*Written task*. Search the material for the string "kind", then return every line where it is found.

Extracted records:
(begin)

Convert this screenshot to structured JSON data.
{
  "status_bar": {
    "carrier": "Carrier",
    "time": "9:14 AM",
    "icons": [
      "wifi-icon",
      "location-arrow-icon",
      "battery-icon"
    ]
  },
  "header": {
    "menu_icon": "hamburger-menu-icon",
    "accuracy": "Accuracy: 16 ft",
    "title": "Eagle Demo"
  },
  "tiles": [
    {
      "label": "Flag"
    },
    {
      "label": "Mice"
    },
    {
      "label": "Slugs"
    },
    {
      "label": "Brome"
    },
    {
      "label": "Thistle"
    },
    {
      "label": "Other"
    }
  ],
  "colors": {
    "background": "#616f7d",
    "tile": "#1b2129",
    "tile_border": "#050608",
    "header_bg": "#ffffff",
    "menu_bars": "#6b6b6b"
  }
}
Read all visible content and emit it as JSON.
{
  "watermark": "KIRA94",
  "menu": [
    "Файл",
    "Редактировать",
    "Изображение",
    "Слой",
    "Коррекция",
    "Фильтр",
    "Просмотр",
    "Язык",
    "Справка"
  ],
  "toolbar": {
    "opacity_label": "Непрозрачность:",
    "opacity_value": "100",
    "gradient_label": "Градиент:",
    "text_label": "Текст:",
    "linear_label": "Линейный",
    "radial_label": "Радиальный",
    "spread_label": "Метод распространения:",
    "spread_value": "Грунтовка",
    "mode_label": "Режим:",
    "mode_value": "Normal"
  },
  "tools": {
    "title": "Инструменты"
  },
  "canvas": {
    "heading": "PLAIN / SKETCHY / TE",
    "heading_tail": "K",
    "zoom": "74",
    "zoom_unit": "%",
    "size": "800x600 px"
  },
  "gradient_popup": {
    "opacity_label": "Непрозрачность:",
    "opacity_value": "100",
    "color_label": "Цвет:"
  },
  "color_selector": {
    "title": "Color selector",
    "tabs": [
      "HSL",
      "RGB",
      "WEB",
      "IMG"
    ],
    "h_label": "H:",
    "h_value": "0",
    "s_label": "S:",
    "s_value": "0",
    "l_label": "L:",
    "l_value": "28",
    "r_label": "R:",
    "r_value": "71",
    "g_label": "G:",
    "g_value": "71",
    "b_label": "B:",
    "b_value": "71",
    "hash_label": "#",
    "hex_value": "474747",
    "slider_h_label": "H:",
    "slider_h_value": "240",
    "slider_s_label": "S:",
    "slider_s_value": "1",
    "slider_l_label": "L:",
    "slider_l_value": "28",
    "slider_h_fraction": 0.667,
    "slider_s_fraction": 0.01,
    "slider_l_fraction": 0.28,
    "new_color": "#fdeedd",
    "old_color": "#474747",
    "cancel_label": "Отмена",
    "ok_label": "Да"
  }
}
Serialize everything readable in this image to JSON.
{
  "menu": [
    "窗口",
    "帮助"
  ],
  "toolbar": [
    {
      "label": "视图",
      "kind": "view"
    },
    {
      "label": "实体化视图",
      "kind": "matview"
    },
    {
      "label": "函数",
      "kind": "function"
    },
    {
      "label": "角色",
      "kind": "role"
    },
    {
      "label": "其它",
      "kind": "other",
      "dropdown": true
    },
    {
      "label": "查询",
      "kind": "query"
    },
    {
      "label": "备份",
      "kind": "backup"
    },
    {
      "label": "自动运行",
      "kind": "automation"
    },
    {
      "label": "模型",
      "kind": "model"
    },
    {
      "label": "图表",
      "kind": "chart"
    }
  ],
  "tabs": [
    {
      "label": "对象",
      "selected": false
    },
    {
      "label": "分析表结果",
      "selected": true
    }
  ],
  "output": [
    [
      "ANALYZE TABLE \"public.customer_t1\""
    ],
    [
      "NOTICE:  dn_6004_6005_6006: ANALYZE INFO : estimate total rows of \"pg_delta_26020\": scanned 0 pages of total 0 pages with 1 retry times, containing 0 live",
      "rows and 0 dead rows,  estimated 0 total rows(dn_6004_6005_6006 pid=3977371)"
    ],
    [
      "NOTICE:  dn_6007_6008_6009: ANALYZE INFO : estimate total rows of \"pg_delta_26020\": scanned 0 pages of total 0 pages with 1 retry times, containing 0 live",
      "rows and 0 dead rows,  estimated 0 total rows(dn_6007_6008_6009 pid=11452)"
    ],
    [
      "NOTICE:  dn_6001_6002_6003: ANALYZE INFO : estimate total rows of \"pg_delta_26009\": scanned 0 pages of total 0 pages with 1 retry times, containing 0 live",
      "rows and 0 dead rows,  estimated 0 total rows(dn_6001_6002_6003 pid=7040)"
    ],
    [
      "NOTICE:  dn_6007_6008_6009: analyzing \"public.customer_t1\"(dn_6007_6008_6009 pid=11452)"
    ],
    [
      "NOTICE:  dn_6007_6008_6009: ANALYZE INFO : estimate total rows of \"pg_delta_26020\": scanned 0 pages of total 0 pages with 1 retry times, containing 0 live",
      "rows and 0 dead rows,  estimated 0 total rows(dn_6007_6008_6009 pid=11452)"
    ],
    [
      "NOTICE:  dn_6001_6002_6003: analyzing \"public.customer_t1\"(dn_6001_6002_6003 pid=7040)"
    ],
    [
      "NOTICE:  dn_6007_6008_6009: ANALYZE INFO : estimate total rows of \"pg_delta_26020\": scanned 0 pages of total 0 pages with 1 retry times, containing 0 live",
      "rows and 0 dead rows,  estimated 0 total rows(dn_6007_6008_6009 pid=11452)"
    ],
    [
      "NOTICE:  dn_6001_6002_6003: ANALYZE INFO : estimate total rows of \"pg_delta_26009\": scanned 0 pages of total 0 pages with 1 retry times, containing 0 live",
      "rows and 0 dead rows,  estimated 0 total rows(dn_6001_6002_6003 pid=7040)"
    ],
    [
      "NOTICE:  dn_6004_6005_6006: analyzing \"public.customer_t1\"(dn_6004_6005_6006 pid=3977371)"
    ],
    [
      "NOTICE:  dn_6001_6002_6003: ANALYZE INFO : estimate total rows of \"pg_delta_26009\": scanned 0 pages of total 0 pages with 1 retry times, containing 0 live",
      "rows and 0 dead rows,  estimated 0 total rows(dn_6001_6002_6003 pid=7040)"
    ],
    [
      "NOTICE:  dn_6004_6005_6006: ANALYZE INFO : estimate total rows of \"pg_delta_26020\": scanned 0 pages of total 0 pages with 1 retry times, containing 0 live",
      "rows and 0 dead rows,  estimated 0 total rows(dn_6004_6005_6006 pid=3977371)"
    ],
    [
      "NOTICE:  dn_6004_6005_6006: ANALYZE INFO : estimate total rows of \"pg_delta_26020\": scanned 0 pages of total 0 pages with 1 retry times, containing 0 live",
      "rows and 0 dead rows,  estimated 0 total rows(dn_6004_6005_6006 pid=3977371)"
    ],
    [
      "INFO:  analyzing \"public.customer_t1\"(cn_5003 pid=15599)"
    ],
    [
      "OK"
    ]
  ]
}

(end)

*Result of the exercise*.
      "kind": "view"
      "kind": "matview"
      "kind": "function"
      "kind": "role"
      "kind": "other",
      "kind": "query"
      "kind": "backup"
      "kind": "automation"
      "kind": "model"
      "kind": "chart"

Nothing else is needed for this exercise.